_WHAT THE TASK REQUIRES_:
Output the full listing below exactly, without the pictures.

_PROVIDED ENTRIES_:

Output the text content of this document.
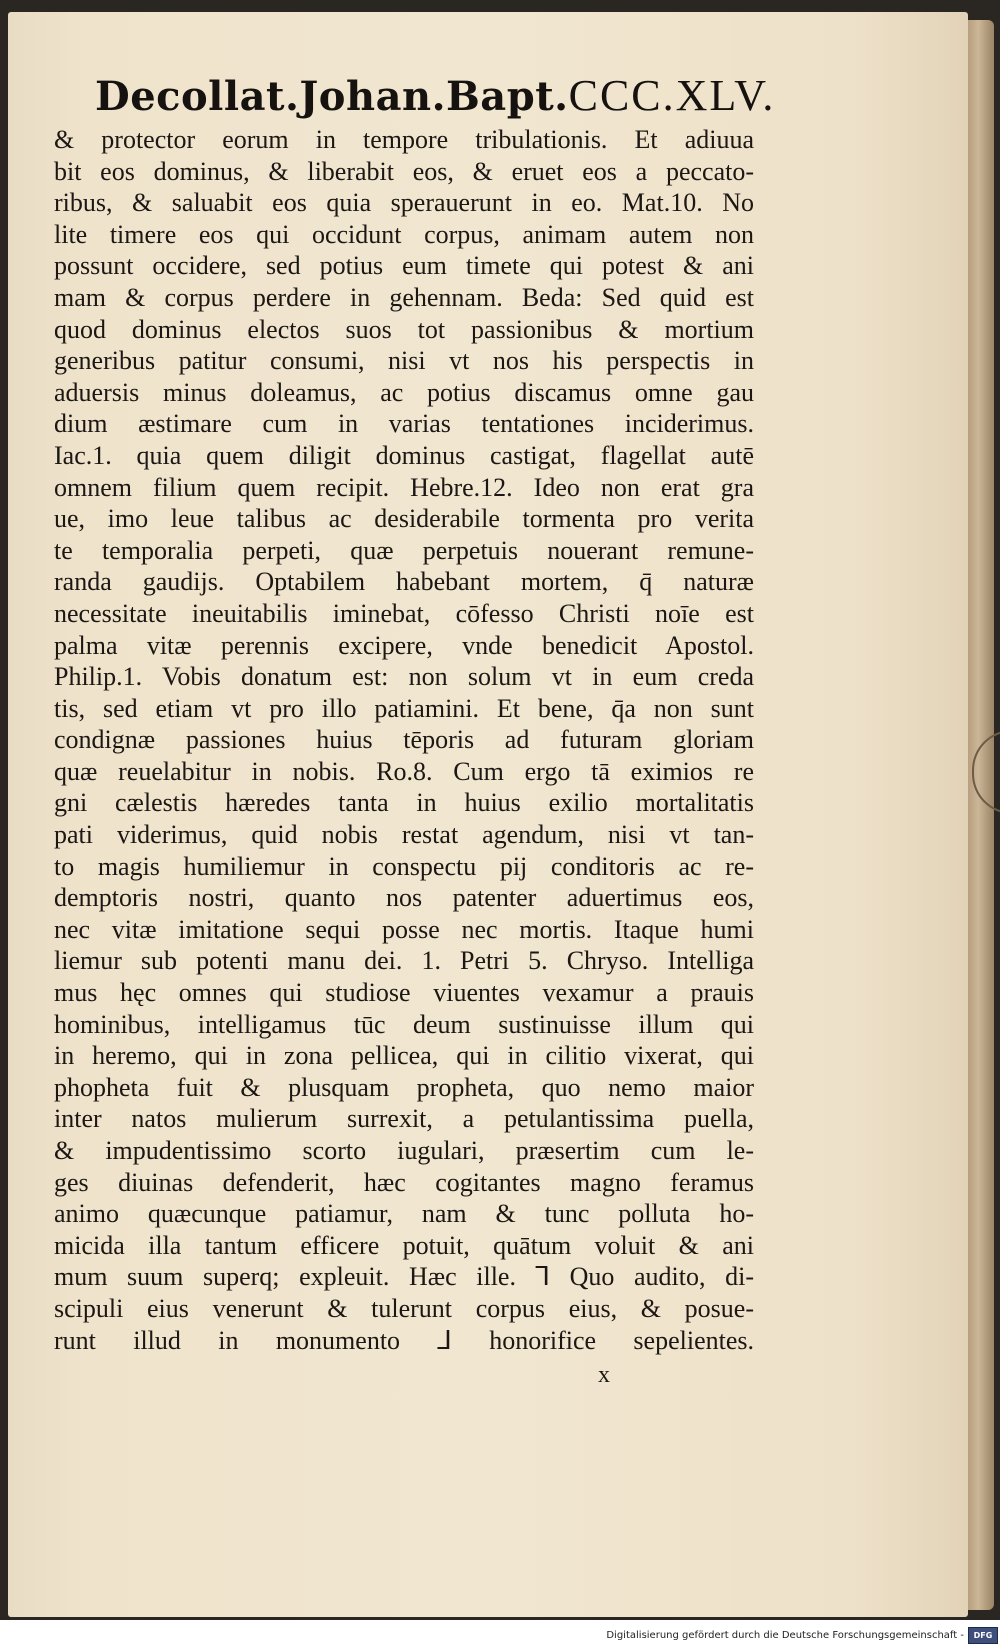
Decollat.Johan.Bapt. CCC.XLV.
& protector eorum in tempore tribulationis. Et adiuua
bit eos dominus, & liberabit eos, & eruet eos a peccato-
ribus, & saluabit eos quia sperauerunt in eo. Mat.10. No
lite timere eos qui occidunt corpus, animam autem non
possunt occidere, sed potius eum timete qui potest & ani
mam & corpus perdere in gehennam. Beda: Sed quid est
quod dominus electos suos tot passionibus & mortium
generibus patitur consumi, nisi vt nos his perspectis in
aduersis minus doleamus, ac potius discamus omne gau
dium æstimare cum in varias tentationes inciderimus.
Iac.1. quia quem diligit dominus castigat, flagellat autē
omnem filium quem recipit. Hebre.12. Ideo non erat gra
ue, imo leue talibus ac desiderabile tormenta pro verita
te temporalia perpeti, quæ perpetuis nouerant remune-
randa gaudijs. Optabilem habebant mortem, q̄ naturæ
necessitate ineuitabilis iminebat, cōfesso Christi noīe est
palma vitæ perennis excipere, vnde benedicit Apostol.
Philip.1. Vobis donatum est: non solum vt in eum creda
tis, sed etiam vt pro illo patiamini. Et bene, q̄a non sunt
condignæ passiones huius tēporis ad futuram gloriam
quæ reuelabitur in nobis. Ro.8. Cum ergo tā eximios re
gni cælestis hæredes tanta in huius exilio mortalitatis
pati viderimus, quid nobis restat agendum, nisi vt tan-
to magis humiliemur in conspectu pij conditoris ac re-
demptoris nostri, quanto nos patenter aduertimus eos,
nec vitæ imitatione sequi posse nec mortis. Itaque humi
liemur sub potenti manu dei. 1. Petri 5. Chryso. Intelliga
mus hęc omnes qui studiose viuentes vexamur a prauis
hominibus, intelligamus tūc deum sustinuisse illum qui
in heremo, qui in zona pellicea, qui in cilitio vixerat, qui
phopheta fuit & plusquam propheta, quo nemo maior
inter natos mulierum surrexit, a petulantissima puella,
& impudentissimo scorto iugulari, præsertim cum le-
ges diuinas defenderit, hæc cogitantes magno feramus
animo quæcunque patiamur, nam & tunc polluta ho-
micida illa tantum efficere potuit, quātum voluit & ani
mum suum superq; expleuit. Hæc ille. ⅂ Quo audito, di-
scipuli eius venerunt & tulerunt corpus eius, & posue-
runt illud in monumento ⅃ honorifice sepelientes.
x
Digitalisierung gefördert durch die Deutsche Forschungsgemeinschaft -	DFG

_RESULT OF THIS EXERCISE_:
Output the text content of this document.
Decollat.Johan.Bapt. CCC.XLV.
& protector eorum in tempore tribulationis. Et adiuua
bit eos dominus, & liberabit eos, & eruet eos a peccato-
ribus, & saluabit eos quia sperauerunt in eo. Mat.10. No
lite timere eos qui occidunt corpus, animam autem non
possunt occidere, sed potius eum timete qui potest & ani
mam & corpus perdere in gehennam. Beda: Sed quid est
quod dominus electos suos tot passionibus & mortium
generibus patitur consumi, nisi vt nos his perspectis in
aduersis minus doleamus, ac potius discamus omne gau
dium æstimare cum in varias tentationes inciderimus.
Iac.1. quia quem diligit dominus castigat, flagellat autē
omnem filium quem recipit. Hebre.12. Ideo non erat gra
ue, imo leue talibus ac desiderabile tormenta pro verita
te temporalia perpeti, quæ perpetuis nouerant remune-
randa gaudijs. Optabilem habebant mortem, q̄ naturæ
necessitate ineuitabilis iminebat, cōfesso Christi noīe est
palma vitæ perennis excipere, vnde benedicit Apostol.
Philip.1. Vobis donatum est: non solum vt in eum creda
tis, sed etiam vt pro illo patiamini. Et bene, q̄a non sunt
condignæ passiones huius tēporis ad futuram gloriam
quæ reuelabitur in nobis. Ro.8. Cum ergo tā eximios re
gni cælestis hæredes tanta in huius exilio mortalitatis
pati viderimus, quid nobis restat agendum, nisi vt tan-
to magis humiliemur in conspectu pij conditoris ac re-
demptoris nostri, quanto nos patenter aduertimus eos,
nec vitæ imitatione sequi posse nec mortis. Itaque humi
liemur sub potenti manu dei. 1. Petri 5. Chryso. Intelliga
mus hęc omnes qui studiose viuentes vexamur a prauis
hominibus, intelligamus tūc deum sustinuisse illum qui
in heremo, qui in zona pellicea, qui in cilitio vixerat, qui
phopheta fuit & plusquam propheta, quo nemo maior
inter natos mulierum surrexit, a petulantissima puella,
& impudentissimo scorto iugulari, præsertim cum le-
ges diuinas defenderit, hæc cogitantes magno feramus
animo quæcunque patiamur, nam & tunc polluta ho-
micida illa tantum efficere potuit, quātum voluit & ani
mum suum superq; expleuit. Hæc ille. ⅂ Quo audito, di-
scipuli eius venerunt & tulerunt corpus eius, & posue-
runt illud in monumento ⅃ honorifice sepelientes.
x
Digitalisierung gefördert durch die Deutsche Forschungsgemeinschaft -	DFG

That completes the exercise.